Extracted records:
########

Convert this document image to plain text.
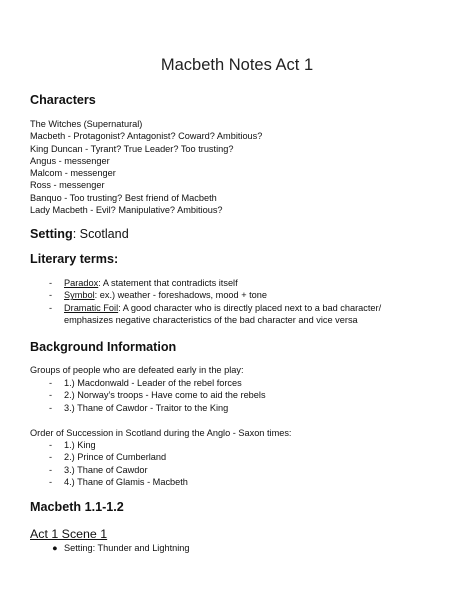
Macbeth Notes Act 1
Characters
The Witches (Supernatural)
Macbeth - Protagonist? Antagonist? Coward? Ambitious?
King Duncan - Tyrant? True Leader? Too trusting?
Angus - messenger
Malcom - messenger
Ross - messenger
Banquo - Too trusting? Best friend of Macbeth
Lady Macbeth - Evil? Manipulative? Ambitious?
Setting: Scotland
Literary terms:
- Paradox: A statement that contradicts itself
- Symbol: ex.) weather - foreshadows, mood + tone
- Dramatic Foil: A good character who is directly placed next to a bad character/
emphasizes negative characteristics of the bad character and vice versa
Background Information
Groups of people who are defeated early in the play:
- 1.) Macdonwald - Leader of the rebel forces
- 2.) Norway’s troops - Have come to aid the rebels
- 3.) Thane of Cawdor - Traitor to the King
Order of Succession in Scotland during the Anglo - Saxon times:
- 1.) King
- 2.) Prince of Cumberland
- 3.) Thane of Cawdor
- 4.) Thane of Glamis - Macbeth
Macbeth 1.1-1.2
Act 1 Scene 1
● Setting: Thunder and Lightning
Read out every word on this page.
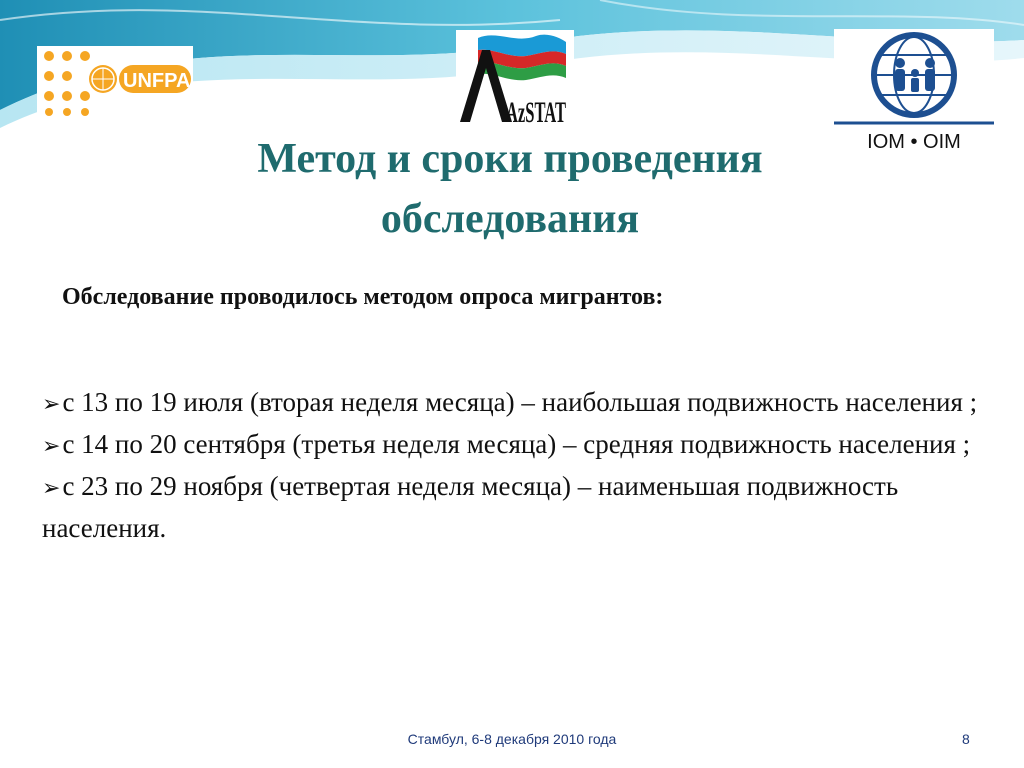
UNFPA
AzSTAT
IOM • OIM
Метод и сроки проведения
обследования
Обследование проводилось методом опроса мигрантов:
➢с 13 по 19 июля (вторая неделя месяца) – наибольшая подвижность населения ;
➢с 14 по 20 сентября (третья неделя месяца) – средняя подвижность населения ;
➢с 23 по 29 ноября (четвертая неделя месяца) – наименьшая подвижность населения.
Стамбул, 6-8 декабря 2010 года	8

########

→ Exercise aim
Pictures appear in the records above. Output everything except them, exactly.

→ Exercise answer
Convert this document image to plain text.
Macbeth Notes Act 1
Characters
The Witches (Supernatural)
Macbeth - Protagonist? Antagonist? Coward? Ambitious?
King Duncan - Tyrant? True Leader? Too trusting?
Angus - messenger
Malcom - messenger
Ross - messenger
Banquo - Too trusting? Best friend of Macbeth
Lady Macbeth - Evil? Manipulative? Ambitious?
Setting: Scotland
Literary terms:
- Paradox: A statement that contradicts itself
- Symbol: ex.) weather - foreshadows, mood + tone
- Dramatic Foil: A good character who is directly placed next to a bad character/
emphasizes negative characteristics of the bad character and vice versa
Background Information
Groups of people who are defeated early in the play:
- 1.) Macdonwald - Leader of the rebel forces
- 2.) Norway’s troops - Have come to aid the rebels
- 3.) Thane of Cawdor - Traitor to the King
Order of Succession in Scotland during the Anglo - Saxon times:
- 1.) King
- 2.) Prince of Cumberland
- 3.) Thane of Cawdor
- 4.) Thane of Glamis - Macbeth
Macbeth 1.1-1.2
Act 1 Scene 1
● Setting: Thunder and Lightning
Read out every word on this page.
UNFPA
AzSTAT
IOM • OIM
Метод и сроки проведения
обследования
Обследование проводилось методом опроса мигрантов:
➢с 13 по 19 июля (вторая неделя месяца) – наибольшая подвижность населения ;
➢с 14 по 20 сентября (третья неделя месяца) – средняя подвижность населения ;
➢с 23 по 29 ноября (четвертая неделя месяца) – наименьшая подвижность населения.
Стамбул, 6-8 декабря 2010 года	8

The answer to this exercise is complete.